→ Set exercise:
Make an exact copy of the lines below.

##### Provided records

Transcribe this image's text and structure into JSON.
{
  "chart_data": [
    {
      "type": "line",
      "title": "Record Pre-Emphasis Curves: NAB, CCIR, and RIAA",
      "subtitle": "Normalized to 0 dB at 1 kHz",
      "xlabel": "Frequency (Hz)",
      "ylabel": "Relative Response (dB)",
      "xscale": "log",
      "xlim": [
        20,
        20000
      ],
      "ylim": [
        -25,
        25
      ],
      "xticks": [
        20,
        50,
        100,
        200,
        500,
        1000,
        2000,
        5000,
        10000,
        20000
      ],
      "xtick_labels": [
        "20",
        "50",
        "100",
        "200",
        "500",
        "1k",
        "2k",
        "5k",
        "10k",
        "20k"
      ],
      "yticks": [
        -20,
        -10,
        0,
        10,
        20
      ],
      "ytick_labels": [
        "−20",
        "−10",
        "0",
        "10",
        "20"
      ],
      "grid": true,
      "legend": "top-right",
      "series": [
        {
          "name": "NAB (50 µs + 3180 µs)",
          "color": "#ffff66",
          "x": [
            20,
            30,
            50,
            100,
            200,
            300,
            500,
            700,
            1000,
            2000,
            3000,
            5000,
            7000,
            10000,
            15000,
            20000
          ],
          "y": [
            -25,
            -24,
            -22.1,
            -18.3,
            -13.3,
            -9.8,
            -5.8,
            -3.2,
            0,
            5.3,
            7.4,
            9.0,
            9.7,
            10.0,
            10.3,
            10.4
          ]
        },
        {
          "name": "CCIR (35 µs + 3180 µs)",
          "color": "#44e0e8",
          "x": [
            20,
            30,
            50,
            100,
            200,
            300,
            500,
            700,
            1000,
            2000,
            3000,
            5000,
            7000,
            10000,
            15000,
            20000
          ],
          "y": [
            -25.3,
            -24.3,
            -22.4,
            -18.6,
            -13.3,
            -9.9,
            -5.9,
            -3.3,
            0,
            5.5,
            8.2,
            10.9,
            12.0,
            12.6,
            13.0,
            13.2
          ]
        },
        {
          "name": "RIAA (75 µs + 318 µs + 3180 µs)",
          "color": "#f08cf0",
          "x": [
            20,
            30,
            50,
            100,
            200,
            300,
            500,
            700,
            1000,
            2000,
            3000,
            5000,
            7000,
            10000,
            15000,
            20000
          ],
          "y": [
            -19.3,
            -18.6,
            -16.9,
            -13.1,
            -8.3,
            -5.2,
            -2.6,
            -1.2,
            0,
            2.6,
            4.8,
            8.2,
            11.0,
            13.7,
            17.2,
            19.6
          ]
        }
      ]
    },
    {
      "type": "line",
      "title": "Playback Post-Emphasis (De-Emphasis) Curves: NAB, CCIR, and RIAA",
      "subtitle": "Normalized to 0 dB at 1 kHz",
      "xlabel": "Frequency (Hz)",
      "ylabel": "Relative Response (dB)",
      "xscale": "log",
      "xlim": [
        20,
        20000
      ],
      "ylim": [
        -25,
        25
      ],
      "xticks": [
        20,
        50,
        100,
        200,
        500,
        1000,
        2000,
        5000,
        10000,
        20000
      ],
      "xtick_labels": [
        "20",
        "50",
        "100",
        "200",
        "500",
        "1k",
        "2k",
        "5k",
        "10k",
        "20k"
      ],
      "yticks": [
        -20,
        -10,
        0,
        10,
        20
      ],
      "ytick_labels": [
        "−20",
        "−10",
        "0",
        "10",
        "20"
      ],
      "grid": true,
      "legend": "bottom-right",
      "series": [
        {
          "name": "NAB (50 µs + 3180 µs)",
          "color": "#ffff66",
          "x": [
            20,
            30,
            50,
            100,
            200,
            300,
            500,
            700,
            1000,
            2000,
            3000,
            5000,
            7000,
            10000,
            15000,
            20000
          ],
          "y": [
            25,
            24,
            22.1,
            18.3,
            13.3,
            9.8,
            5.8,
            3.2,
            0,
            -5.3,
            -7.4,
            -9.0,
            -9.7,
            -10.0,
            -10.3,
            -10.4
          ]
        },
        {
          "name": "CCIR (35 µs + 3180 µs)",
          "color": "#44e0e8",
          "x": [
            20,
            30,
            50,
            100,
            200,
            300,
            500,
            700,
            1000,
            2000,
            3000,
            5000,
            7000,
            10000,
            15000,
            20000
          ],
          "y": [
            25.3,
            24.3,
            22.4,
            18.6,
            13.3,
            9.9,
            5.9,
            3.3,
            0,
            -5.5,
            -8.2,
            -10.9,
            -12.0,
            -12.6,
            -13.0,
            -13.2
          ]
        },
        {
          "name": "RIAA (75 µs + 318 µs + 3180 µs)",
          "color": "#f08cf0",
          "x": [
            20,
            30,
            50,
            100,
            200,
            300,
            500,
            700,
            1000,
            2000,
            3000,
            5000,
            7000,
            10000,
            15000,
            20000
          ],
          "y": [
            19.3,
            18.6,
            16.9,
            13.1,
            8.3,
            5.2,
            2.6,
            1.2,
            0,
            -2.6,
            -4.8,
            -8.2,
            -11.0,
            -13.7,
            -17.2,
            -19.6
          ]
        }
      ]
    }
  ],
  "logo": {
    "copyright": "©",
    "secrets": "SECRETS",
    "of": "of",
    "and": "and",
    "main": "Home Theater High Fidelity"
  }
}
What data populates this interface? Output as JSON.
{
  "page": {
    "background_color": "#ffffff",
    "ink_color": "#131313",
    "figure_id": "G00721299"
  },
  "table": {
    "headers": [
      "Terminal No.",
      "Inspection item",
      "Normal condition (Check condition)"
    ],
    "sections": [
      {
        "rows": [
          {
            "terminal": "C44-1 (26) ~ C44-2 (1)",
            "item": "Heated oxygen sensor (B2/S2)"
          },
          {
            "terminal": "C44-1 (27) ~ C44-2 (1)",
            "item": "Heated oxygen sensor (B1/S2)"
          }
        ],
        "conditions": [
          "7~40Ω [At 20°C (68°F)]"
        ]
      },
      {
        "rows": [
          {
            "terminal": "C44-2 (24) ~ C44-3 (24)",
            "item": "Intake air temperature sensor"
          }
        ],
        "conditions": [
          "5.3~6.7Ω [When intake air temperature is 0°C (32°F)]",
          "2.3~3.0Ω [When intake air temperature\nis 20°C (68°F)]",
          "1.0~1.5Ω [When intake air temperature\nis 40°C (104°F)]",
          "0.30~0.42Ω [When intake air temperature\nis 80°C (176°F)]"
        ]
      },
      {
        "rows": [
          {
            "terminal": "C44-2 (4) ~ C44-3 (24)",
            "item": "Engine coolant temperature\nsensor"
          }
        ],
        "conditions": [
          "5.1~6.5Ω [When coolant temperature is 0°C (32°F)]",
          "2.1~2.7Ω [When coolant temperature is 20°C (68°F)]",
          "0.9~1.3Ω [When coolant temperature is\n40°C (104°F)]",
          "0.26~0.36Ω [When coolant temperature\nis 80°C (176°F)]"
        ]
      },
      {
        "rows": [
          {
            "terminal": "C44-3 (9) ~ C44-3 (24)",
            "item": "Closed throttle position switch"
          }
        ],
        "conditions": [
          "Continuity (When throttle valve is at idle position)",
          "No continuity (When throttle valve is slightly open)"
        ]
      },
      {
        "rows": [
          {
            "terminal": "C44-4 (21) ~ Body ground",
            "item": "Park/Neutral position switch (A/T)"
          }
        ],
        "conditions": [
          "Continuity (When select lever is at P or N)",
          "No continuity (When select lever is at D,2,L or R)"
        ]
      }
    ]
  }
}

##########

→ Task solution:
Transcribe this image's text and structure into JSON.
{
  "chart_data": [
    {
      "type": "line",
      "title": "Record Pre-Emphasis Curves: NAB, CCIR, and RIAA",
      "subtitle": "Normalized to 0 dB at 1 kHz",
      "xlabel": "Frequency (Hz)",
      "ylabel": "Relative Response (dB)",
      "xscale": "log",
      "xlim": [
        20,
        20000
      ],
      "ylim": [
        -25,
        25
      ],
      "xticks": [
        20,
        50,
        100,
        200,
        500,
        1000,
        2000,
        5000,
        10000,
        20000
      ],
      "xtick_labels": [
        "20",
        "50",
        "100",
        "200",
        "500",
        "1k",
        "2k",
        "5k",
        "10k",
        "20k"
      ],
      "yticks": [
        -20,
        -10,
        0,
        10,
        20
      ],
      "ytick_labels": [
        "−20",
        "−10",
        "0",
        "10",
        "20"
      ],
      "grid": true,
      "legend": "top-right",
      "series": [
        {
          "name": "NAB (50 µs + 3180 µs)",
          "color": "#ffff66",
          "x": [
            20,
            30,
            50,
            100,
            200,
            300,
            500,
            700,
            1000,
            2000,
            3000,
            5000,
            7000,
            10000,
            15000,
            20000
          ],
          "y": [
            -25,
            -24,
            -22.1,
            -18.3,
            -13.3,
            -9.8,
            -5.8,
            -3.2,
            0,
            5.3,
            7.4,
            9.0,
            9.7,
            10.0,
            10.3,
            10.4
          ]
        },
        {
          "name": "CCIR (35 µs + 3180 µs)",
          "color": "#44e0e8",
          "x": [
            20,
            30,
            50,
            100,
            200,
            300,
            500,
            700,
            1000,
            2000,
            3000,
            5000,
            7000,
            10000,
            15000,
            20000
          ],
          "y": [
            -25.3,
            -24.3,
            -22.4,
            -18.6,
            -13.3,
            -9.9,
            -5.9,
            -3.3,
            0,
            5.5,
            8.2,
            10.9,
            12.0,
            12.6,
            13.0,
            13.2
          ]
        },
        {
          "name": "RIAA (75 µs + 318 µs + 3180 µs)",
          "color": "#f08cf0",
          "x": [
            20,
            30,
            50,
            100,
            200,
            300,
            500,
            700,
            1000,
            2000,
            3000,
            5000,
            7000,
            10000,
            15000,
            20000
          ],
          "y": [
            -19.3,
            -18.6,
            -16.9,
            -13.1,
            -8.3,
            -5.2,
            -2.6,
            -1.2,
            0,
            2.6,
            4.8,
            8.2,
            11.0,
            13.7,
            17.2,
            19.6
          ]
        }
      ]
    },
    {
      "type": "line",
      "title": "Playback Post-Emphasis (De-Emphasis) Curves: NAB, CCIR, and RIAA",
      "subtitle": "Normalized to 0 dB at 1 kHz",
      "xlabel": "Frequency (Hz)",
      "ylabel": "Relative Response (dB)",
      "xscale": "log",
      "xlim": [
        20,
        20000
      ],
      "ylim": [
        -25,
        25
      ],
      "xticks": [
        20,
        50,
        100,
        200,
        500,
        1000,
        2000,
        5000,
        10000,
        20000
      ],
      "xtick_labels": [
        "20",
        "50",
        "100",
        "200",
        "500",
        "1k",
        "2k",
        "5k",
        "10k",
        "20k"
      ],
      "yticks": [
        -20,
        -10,
        0,
        10,
        20
      ],
      "ytick_labels": [
        "−20",
        "−10",
        "0",
        "10",
        "20"
      ],
      "grid": true,
      "legend": "bottom-right",
      "series": [
        {
          "name": "NAB (50 µs + 3180 µs)",
          "color": "#ffff66",
          "x": [
            20,
            30,
            50,
            100,
            200,
            300,
            500,
            700,
            1000,
            2000,
            3000,
            5000,
            7000,
            10000,
            15000,
            20000
          ],
          "y": [
            25,
            24,
            22.1,
            18.3,
            13.3,
            9.8,
            5.8,
            3.2,
            0,
            -5.3,
            -7.4,
            -9.0,
            -9.7,
            -10.0,
            -10.3,
            -10.4
          ]
        },
        {
          "name": "CCIR (35 µs + 3180 µs)",
          "color": "#44e0e8",
          "x": [
            20,
            30,
            50,
            100,
            200,
            300,
            500,
            700,
            1000,
            2000,
            3000,
            5000,
            7000,
            10000,
            15000,
            20000
          ],
          "y": [
            25.3,
            24.3,
            22.4,
            18.6,
            13.3,
            9.9,
            5.9,
            3.3,
            0,
            -5.5,
            -8.2,
            -10.9,
            -12.0,
            -12.6,
            -13.0,
            -13.2
          ]
        },
        {
          "name": "RIAA (75 µs + 318 µs + 3180 µs)",
          "color": "#f08cf0",
          "x": [
            20,
            30,
            50,
            100,
            200,
            300,
            500,
            700,
            1000,
            2000,
            3000,
            5000,
            7000,
            10000,
            15000,
            20000
          ],
          "y": [
            19.3,
            18.6,
            16.9,
            13.1,
            8.3,
            5.2,
            2.6,
            1.2,
            0,
            -2.6,
            -4.8,
            -8.2,
            -11.0,
            -13.7,
            -17.2,
            -19.6
          ]
        }
      ]
    }
  ],
  "logo": {
    "copyright": "©",
    "secrets": "SECRETS",
    "of": "of",
    "and": "and",
    "main": "Home Theater High Fidelity"
  }
}
What data populates this interface? Output as JSON.
{
  "page": {
    "background_color": "#ffffff",
    "ink_color": "#131313",
    "figure_id": "G00721299"
  },
  "table": {
    "headers": [
      "Terminal No.",
      "Inspection item",
      "Normal condition (Check condition)"
    ],
    "sections": [
      {
        "rows": [
          {
            "terminal": "C44-1 (26) ~ C44-2 (1)",
            "item": "Heated oxygen sensor (B2/S2)"
          },
          {
            "terminal": "C44-1 (27) ~ C44-2 (1)",
            "item": "Heated oxygen sensor (B1/S2)"
          }
        ],
        "conditions": [
          "7~40Ω [At 20°C (68°F)]"
        ]
      },
      {
        "rows": [
          {
            "terminal": "C44-2 (24) ~ C44-3 (24)",
            "item": "Intake air temperature sensor"
          }
        ],
        "conditions": [
          "5.3~6.7Ω [When intake air temperature is 0°C (32°F)]",
          "2.3~3.0Ω [When intake air temperature\nis 20°C (68°F)]",
          "1.0~1.5Ω [When intake air temperature\nis 40°C (104°F)]",
          "0.30~0.42Ω [When intake air temperature\nis 80°C (176°F)]"
        ]
      },
      {
        "rows": [
          {
            "terminal": "C44-2 (4) ~ C44-3 (24)",
            "item": "Engine coolant temperature\nsensor"
          }
        ],
        "conditions": [
          "5.1~6.5Ω [When coolant temperature is 0°C (32°F)]",
          "2.1~2.7Ω [When coolant temperature is 20°C (68°F)]",
          "0.9~1.3Ω [When coolant temperature is\n40°C (104°F)]",
          "0.26~0.36Ω [When coolant temperature\nis 80°C (176°F)]"
        ]
      },
      {
        "rows": [
          {
            "terminal": "C44-3 (9) ~ C44-3 (24)",
            "item": "Closed throttle position switch"
          }
        ],
        "conditions": [
          "Continuity (When throttle valve is at idle position)",
          "No continuity (When throttle valve is slightly open)"
        ]
      },
      {
        "rows": [
          {
            "terminal": "C44-4 (21) ~ Body ground",
            "item": "Park/Neutral position switch (A/T)"
          }
        ],
        "conditions": [
          "Continuity (When select lever is at P or N)",
          "No continuity (When select lever is at D,2,L or R)"
        ]
      }
    ]
  }
}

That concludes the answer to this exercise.